Set problem: Report how many lines contain the word "video", with no other text.

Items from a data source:
========
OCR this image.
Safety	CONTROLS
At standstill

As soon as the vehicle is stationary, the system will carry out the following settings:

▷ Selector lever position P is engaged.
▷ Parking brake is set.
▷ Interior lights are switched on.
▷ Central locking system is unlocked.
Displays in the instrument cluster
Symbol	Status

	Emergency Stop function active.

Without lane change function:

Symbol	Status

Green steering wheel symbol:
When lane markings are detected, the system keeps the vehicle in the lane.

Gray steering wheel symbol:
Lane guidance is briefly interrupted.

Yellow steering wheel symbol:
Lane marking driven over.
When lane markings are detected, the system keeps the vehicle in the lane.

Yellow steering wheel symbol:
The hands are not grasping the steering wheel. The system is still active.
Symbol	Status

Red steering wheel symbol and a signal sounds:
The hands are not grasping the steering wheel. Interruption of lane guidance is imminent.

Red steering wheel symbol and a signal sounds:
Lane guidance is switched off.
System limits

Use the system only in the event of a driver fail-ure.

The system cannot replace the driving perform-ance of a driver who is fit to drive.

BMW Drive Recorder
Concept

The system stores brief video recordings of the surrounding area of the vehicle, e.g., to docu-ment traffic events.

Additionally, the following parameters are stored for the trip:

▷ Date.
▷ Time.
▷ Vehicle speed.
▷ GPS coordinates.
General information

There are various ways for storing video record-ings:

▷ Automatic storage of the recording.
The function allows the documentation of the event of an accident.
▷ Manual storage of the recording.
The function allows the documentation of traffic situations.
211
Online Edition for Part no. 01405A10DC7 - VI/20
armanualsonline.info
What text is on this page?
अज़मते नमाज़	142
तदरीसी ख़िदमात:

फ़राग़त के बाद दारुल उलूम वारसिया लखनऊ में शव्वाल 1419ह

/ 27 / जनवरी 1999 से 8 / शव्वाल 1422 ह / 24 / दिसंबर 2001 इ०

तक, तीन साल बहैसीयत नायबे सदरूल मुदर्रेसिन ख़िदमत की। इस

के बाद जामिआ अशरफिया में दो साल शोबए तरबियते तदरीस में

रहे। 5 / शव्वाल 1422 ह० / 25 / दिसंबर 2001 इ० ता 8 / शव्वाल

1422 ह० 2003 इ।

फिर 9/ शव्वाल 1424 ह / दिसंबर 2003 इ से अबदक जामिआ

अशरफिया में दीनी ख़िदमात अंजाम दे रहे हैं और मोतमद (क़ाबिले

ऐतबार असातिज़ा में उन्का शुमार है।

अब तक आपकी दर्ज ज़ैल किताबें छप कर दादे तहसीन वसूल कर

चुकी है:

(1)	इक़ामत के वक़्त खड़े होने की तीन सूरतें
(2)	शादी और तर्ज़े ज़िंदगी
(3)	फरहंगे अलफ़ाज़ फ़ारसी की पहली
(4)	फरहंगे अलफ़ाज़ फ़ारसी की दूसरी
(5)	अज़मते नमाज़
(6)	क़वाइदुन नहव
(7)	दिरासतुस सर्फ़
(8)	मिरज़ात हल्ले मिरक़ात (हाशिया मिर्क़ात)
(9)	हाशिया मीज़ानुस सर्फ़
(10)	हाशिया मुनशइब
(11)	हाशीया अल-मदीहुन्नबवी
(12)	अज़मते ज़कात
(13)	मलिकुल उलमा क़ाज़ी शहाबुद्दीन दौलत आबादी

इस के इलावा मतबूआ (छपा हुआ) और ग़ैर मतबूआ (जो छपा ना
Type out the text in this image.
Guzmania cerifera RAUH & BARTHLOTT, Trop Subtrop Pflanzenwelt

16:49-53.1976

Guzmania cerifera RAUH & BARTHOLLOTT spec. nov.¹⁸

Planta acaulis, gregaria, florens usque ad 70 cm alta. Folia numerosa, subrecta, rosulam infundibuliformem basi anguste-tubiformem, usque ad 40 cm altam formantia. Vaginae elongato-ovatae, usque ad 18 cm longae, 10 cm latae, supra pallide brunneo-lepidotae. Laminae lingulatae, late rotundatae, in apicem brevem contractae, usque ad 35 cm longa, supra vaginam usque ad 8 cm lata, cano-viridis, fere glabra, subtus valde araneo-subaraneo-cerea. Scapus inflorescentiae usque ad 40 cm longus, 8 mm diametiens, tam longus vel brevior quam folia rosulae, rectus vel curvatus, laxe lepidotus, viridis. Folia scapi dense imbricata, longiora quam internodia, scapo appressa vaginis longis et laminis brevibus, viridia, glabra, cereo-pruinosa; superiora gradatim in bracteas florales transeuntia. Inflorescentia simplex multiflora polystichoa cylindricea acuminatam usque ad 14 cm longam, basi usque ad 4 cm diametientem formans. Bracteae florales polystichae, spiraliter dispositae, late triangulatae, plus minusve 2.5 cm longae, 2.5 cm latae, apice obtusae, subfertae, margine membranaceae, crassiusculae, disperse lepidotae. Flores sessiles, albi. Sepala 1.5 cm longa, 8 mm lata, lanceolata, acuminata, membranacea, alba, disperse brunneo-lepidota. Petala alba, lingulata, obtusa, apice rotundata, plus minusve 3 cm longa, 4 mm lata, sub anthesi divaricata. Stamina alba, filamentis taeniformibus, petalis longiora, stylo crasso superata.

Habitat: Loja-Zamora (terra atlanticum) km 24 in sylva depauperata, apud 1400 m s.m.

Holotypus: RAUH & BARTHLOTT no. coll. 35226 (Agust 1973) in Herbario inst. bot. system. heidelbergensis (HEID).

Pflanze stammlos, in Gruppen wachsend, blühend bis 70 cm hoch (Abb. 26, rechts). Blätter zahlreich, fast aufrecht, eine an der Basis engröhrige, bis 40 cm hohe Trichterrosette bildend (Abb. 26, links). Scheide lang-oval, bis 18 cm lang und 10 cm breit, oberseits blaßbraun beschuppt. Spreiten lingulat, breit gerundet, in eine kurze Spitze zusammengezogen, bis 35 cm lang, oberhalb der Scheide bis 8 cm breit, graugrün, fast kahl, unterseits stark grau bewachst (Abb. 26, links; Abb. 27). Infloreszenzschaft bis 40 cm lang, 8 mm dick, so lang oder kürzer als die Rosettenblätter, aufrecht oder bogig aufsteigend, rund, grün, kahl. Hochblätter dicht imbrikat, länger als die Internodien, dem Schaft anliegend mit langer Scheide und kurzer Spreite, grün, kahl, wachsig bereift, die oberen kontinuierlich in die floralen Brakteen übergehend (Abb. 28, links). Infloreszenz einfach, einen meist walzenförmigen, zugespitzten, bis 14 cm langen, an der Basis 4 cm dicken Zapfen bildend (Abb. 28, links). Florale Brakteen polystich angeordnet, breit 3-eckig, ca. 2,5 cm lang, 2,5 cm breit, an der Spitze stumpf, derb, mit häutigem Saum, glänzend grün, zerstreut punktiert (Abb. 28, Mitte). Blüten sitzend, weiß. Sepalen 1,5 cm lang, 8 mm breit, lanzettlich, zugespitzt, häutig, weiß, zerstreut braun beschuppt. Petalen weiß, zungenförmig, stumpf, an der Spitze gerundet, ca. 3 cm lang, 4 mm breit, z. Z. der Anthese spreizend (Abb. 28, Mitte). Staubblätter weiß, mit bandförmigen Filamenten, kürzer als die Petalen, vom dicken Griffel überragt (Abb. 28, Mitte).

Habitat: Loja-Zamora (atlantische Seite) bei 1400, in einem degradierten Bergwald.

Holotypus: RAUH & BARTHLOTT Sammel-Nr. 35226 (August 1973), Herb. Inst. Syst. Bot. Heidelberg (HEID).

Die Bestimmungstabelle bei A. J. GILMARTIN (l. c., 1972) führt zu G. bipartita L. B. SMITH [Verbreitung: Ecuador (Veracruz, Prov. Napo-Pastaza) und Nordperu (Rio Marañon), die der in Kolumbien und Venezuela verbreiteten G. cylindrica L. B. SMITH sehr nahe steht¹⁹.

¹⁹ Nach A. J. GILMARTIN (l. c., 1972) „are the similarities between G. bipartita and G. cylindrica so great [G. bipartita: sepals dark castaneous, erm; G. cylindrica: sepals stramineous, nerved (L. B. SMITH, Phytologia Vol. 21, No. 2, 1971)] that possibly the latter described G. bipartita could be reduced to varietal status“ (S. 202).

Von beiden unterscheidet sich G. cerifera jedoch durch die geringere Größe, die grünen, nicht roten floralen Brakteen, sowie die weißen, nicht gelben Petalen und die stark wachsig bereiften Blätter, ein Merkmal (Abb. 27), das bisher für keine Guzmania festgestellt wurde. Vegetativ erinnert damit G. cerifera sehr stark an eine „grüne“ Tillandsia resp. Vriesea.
========
Finished exercise: 2